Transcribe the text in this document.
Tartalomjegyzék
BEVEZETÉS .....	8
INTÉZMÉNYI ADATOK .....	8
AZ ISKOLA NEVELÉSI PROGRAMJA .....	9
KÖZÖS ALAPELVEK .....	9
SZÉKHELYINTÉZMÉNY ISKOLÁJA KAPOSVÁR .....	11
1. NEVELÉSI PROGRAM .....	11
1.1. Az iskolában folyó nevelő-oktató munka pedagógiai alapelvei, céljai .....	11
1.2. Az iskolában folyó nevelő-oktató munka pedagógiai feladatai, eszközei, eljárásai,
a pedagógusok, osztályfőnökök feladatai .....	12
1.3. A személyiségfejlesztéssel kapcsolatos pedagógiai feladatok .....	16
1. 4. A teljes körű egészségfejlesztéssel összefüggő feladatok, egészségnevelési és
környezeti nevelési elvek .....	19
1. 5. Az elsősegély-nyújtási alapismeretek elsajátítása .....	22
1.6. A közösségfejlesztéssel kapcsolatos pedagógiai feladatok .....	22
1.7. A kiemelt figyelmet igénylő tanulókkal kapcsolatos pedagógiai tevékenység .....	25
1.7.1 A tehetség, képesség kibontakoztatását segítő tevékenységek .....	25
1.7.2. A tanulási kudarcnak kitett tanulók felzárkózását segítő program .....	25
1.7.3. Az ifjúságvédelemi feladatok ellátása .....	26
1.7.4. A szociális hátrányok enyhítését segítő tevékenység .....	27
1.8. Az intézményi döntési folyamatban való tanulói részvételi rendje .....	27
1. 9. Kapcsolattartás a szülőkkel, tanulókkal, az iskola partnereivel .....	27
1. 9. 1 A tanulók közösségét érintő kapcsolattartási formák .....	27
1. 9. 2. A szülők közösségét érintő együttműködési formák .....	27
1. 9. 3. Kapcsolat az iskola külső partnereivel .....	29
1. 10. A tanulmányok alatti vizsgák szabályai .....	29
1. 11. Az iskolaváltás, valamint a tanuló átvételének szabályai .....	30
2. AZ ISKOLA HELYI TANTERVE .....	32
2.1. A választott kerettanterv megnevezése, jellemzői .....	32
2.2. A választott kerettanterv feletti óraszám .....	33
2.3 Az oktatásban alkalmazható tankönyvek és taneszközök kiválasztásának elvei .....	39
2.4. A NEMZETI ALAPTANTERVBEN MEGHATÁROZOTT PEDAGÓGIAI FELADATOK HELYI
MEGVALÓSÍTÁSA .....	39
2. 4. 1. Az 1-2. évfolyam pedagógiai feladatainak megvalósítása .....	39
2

────────

• _EXERCISE GOAL_
Take the entries above and copy them out exactly.

• _FULL RESPONSE_
Transcribe the text in this document.
Tartalomjegyzék
BEVEZETÉS .....	8
INTÉZMÉNYI ADATOK .....	8
AZ ISKOLA NEVELÉSI PROGRAMJA .....	9
KÖZÖS ALAPELVEK .....	9
SZÉKHELYINTÉZMÉNY ISKOLÁJA KAPOSVÁR .....	11
1. NEVELÉSI PROGRAM .....	11
1.1. Az iskolában folyó nevelő-oktató munka pedagógiai alapelvei, céljai .....	11
1.2. Az iskolában folyó nevelő-oktató munka pedagógiai feladatai, eszközei, eljárásai,
a pedagógusok, osztályfőnökök feladatai .....	12
1.3. A személyiségfejlesztéssel kapcsolatos pedagógiai feladatok .....	16
1. 4. A teljes körű egészségfejlesztéssel összefüggő feladatok, egészségnevelési és
környezeti nevelési elvek .....	19
1. 5. Az elsősegély-nyújtási alapismeretek elsajátítása .....	22
1.6. A közösségfejlesztéssel kapcsolatos pedagógiai feladatok .....	22
1.7. A kiemelt figyelmet igénylő tanulókkal kapcsolatos pedagógiai tevékenység .....	25
1.7.1 A tehetség, képesség kibontakoztatását segítő tevékenységek .....	25
1.7.2. A tanulási kudarcnak kitett tanulók felzárkózását segítő program .....	25
1.7.3. Az ifjúságvédelemi feladatok ellátása .....	26
1.7.4. A szociális hátrányok enyhítését segítő tevékenység .....	27
1.8. Az intézményi döntési folyamatban való tanulói részvételi rendje .....	27
1. 9. Kapcsolattartás a szülőkkel, tanulókkal, az iskola partnereivel .....	27
1. 9. 1 A tanulók közösségét érintő kapcsolattartási formák .....	27
1. 9. 2. A szülők közösségét érintő együttműködési formák .....	27
1. 9. 3. Kapcsolat az iskola külső partnereivel .....	29
1. 10. A tanulmányok alatti vizsgák szabályai .....	29
1. 11. Az iskolaváltás, valamint a tanuló átvételének szabályai .....	30
2. AZ ISKOLA HELYI TANTERVE .....	32
2.1. A választott kerettanterv megnevezése, jellemzői .....	32
2.2. A választott kerettanterv feletti óraszám .....	33
2.3 Az oktatásban alkalmazható tankönyvek és taneszközök kiválasztásának elvei .....	39
2.4. A NEMZETI ALAPTANTERVBEN MEGHATÁROZOTT PEDAGÓGIAI FELADATOK HELYI
MEGVALÓSÍTÁSA .....	39
2. 4. 1. Az 1-2. évfolyam pedagógiai feladatainak megvalósítása .....	39
2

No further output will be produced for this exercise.